Keep the wording of each record exactly the same when you repeat it, and leave out pictures.

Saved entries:

▬▬▬

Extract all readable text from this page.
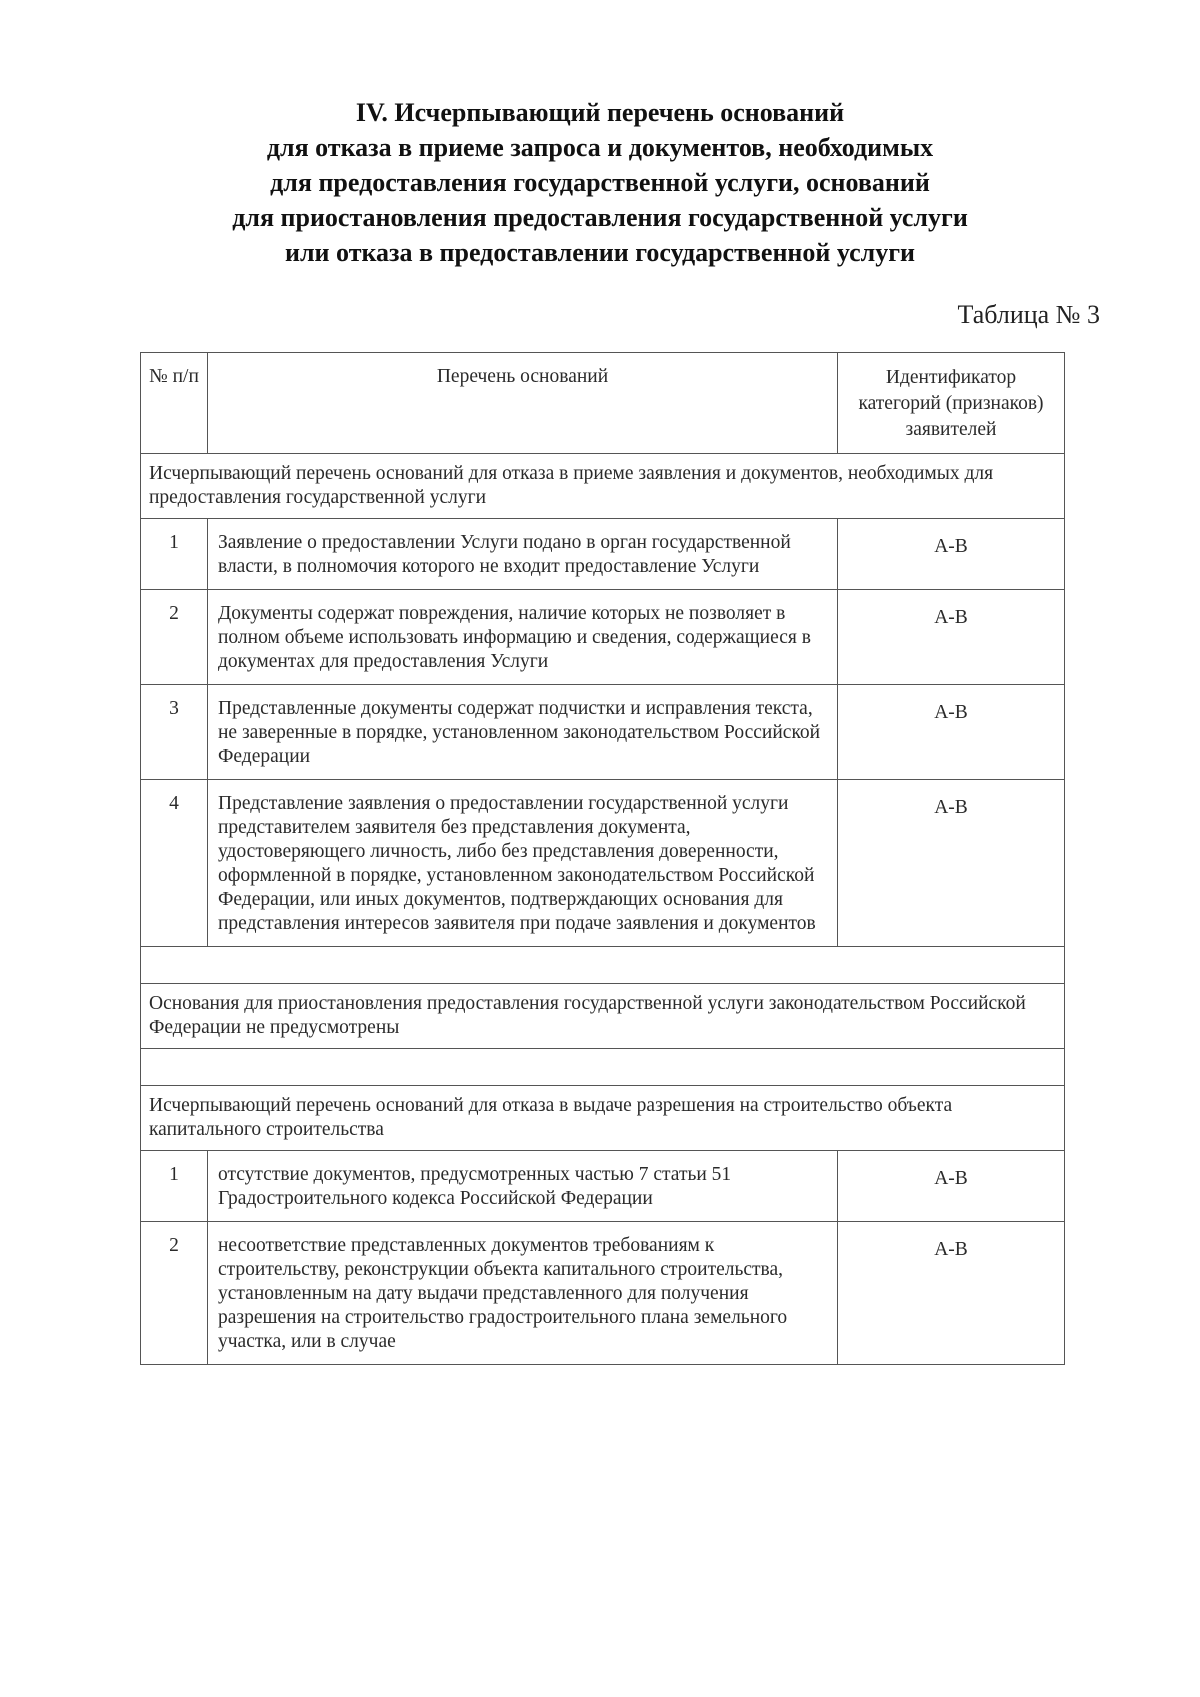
IV. Исчерпывающий перечень оснований
для отказа в приеме запроса и документов, необходимых
для предоставления государственной услуги, оснований
для приостановления предоставления государственной услуги
или отказа в предоставлении государственной услуги
Таблица № 3
№ п/п	Перечень оснований	Идентификатор категорий (признаков) заявителей
Исчерпывающий перечень оснований для отказа в приеме заявления и документов, необходимых для предоставления государственной услуги		
1	Заявление о предоставлении Услуги подано в орган государственной власти, в полномочия которого не входит предоставление Услуги	А-В

2	Документы содержат повреждения, наличие которых не позволяет в полном объеме использовать информацию и сведения, содержащиеся в документах для предоставления Услуги	А-В

3	Представленные документы содержат подчистки и исправления текста, не заверенные в порядке, установленном законодательством Российской Федерации	А-В

4	Представление заявления о предоставлении государственной услуги представителем заявителя без представления документа, удостоверяющего личность, либо без представления доверенности, оформленной в порядке, установленном законодательством Российской Федерации, или иных документов, подтверждающих основания для представления интересов заявителя при подаче заявления и документов	А-В

Основания для приостановления предоставления государственной услуги законодательством Российской Федерации не предусмотрены		

Исчерпывающий перечень оснований для отказа в выдаче разрешения на строительство объекта капитального строительства		
1	отсутствие документов, предусмотренных частью 7 статьи 51 Градостроительного кодекса Российской Федерации	А-В

2	несоответствие представленных документов требованиям к строительству, реконструкции объекта капитального строительства, установленным на дату выдачи представленного для получения разрешения на строительство градостроительного плана земельного участка, или в случае	А-В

▬▬▬

→ EXERCISE ANSWER
Extract all readable text from this page.
IV. Исчерпывающий перечень оснований
для отказа в приеме запроса и документов, необходимых
для предоставления государственной услуги, оснований
для приостановления предоставления государственной услуги
или отказа в предоставлении государственной услуги
Таблица № 3
№ п/п	Перечень оснований	Идентификатор категорий (признаков) заявителей
Исчерпывающий перечень оснований для отказа в приеме заявления и документов, необходимых для предоставления государственной услуги		
1	Заявление о предоставлении Услуги подано в орган государственной власти, в полномочия которого не входит предоставление Услуги	А-В

2	Документы содержат повреждения, наличие которых не позволяет в полном объеме использовать информацию и сведения, содержащиеся в документах для предоставления Услуги	А-В

3	Представленные документы содержат подчистки и исправления текста, не заверенные в порядке, установленном законодательством Российской Федерации	А-В

4	Представление заявления о предоставлении государственной услуги представителем заявителя без представления документа, удостоверяющего личность, либо без представления доверенности, оформленной в порядке, установленном законодательством Российской Федерации, или иных документов, подтверждающих основания для представления интересов заявителя при подаче заявления и документов	А-В

Основания для приостановления предоставления государственной услуги законодательством Российской Федерации не предусмотрены		

Исчерпывающий перечень оснований для отказа в выдаче разрешения на строительство объекта капитального строительства		
1	отсутствие документов, предусмотренных частью 7 статьи 51 Градостроительного кодекса Российской Федерации	А-В

2	несоответствие представленных документов требованиям к строительству, реконструкции объекта капитального строительства, установленным на дату выдачи представленного для получения разрешения на строительство градостроительного плана земельного участка, или в случае	А-В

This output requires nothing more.